____ DATASET

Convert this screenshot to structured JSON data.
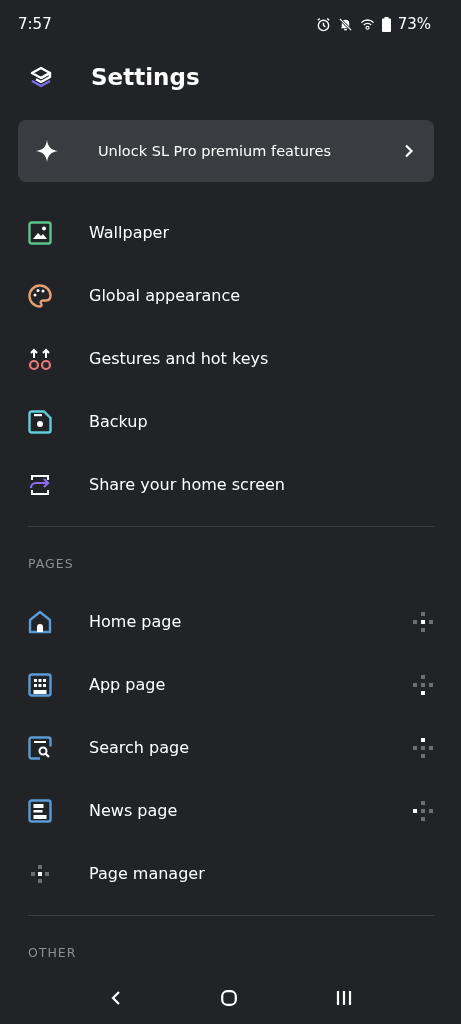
{
  "status_bar": {
    "time": "7:57",
    "battery": "73%"
  },
  "header": {
    "title": "Settings"
  },
  "promo": {
    "label": "Unlock SL Pro premium features"
  },
  "general_items": [
    {
      "kind": "wallpaper",
      "label": "Wallpaper"
    },
    {
      "kind": "palette",
      "label": "Global appearance"
    },
    {
      "kind": "gestures",
      "label": "Gestures and hot keys"
    },
    {
      "kind": "backup",
      "label": "Backup"
    },
    {
      "kind": "share",
      "label": "Share your home screen"
    }
  ],
  "pages_section": {
    "heading": "PAGES",
    "items": [
      {
        "kind": "home",
        "label": "Home page",
        "position_dots": [
          {
            "lit": false
          },
          {
            "lit": false
          },
          {
            "lit": true
          },
          {
            "lit": false
          },
          {
            "lit": false
          }
        ]
      },
      {
        "kind": "apps",
        "label": "App page",
        "position_dots": [
          {
            "lit": false
          },
          {
            "lit": false
          },
          {
            "lit": false
          },
          {
            "lit": false
          },
          {
            "lit": true
          }
        ]
      },
      {
        "kind": "search",
        "label": "Search page",
        "position_dots": [
          {
            "lit": true
          },
          {
            "lit": false
          },
          {
            "lit": false
          },
          {
            "lit": false
          },
          {
            "lit": false
          }
        ]
      },
      {
        "kind": "news",
        "label": "News page",
        "position_dots": [
          {
            "lit": false
          },
          {
            "lit": true
          },
          {
            "lit": false
          },
          {
            "lit": false
          },
          {
            "lit": false
          }
        ]
      },
      {
        "kind": "manager",
        "label": "Page manager"
      }
    ]
  },
  "other_section": {
    "heading": "OTHER"
  }
}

________

_JOB:_
Reproduce every record above exactly, omitting the pictures.

_ANSWER TO THE TASK:_
Convert this screenshot to structured JSON data.
{
  "status_bar": {
    "time": "7:57",
    "battery": "73%"
  },
  "header": {
    "title": "Settings"
  },
  "promo": {
    "label": "Unlock SL Pro premium features"
  },
  "general_items": [
    {
      "kind": "wallpaper",
      "label": "Wallpaper"
    },
    {
      "kind": "palette",
      "label": "Global appearance"
    },
    {
      "kind": "gestures",
      "label": "Gestures and hot keys"
    },
    {
      "kind": "backup",
      "label": "Backup"
    },
    {
      "kind": "share",
      "label": "Share your home screen"
    }
  ],
  "pages_section": {
    "heading": "PAGES",
    "items": [
      {
        "kind": "home",
        "label": "Home page",
        "position_dots": [
          {
            "lit": false
          },
          {
            "lit": false
          },
          {
            "lit": true
          },
          {
            "lit": false
          },
          {
            "lit": false
          }
        ]
      },
      {
        "kind": "apps",
        "label": "App page",
        "position_dots": [
          {
            "lit": false
          },
          {
            "lit": false
          },
          {
            "lit": false
          },
          {
            "lit": false
          },
          {
            "lit": true
          }
        ]
      },
      {
        "kind": "search",
        "label": "Search page",
        "position_dots": [
          {
            "lit": true
          },
          {
            "lit": false
          },
          {
            "lit": false
          },
          {
            "lit": false
          },
          {
            "lit": false
          }
        ]
      },
      {
        "kind": "news",
        "label": "News page",
        "position_dots": [
          {
            "lit": false
          },
          {
            "lit": true
          },
          {
            "lit": false
          },
          {
            "lit": false
          },
          {
            "lit": false
          }
        ]
      },
      {
        "kind": "manager",
        "label": "Page manager"
      }
    ]
  },
  "other_section": {
    "heading": "OTHER"
  }
}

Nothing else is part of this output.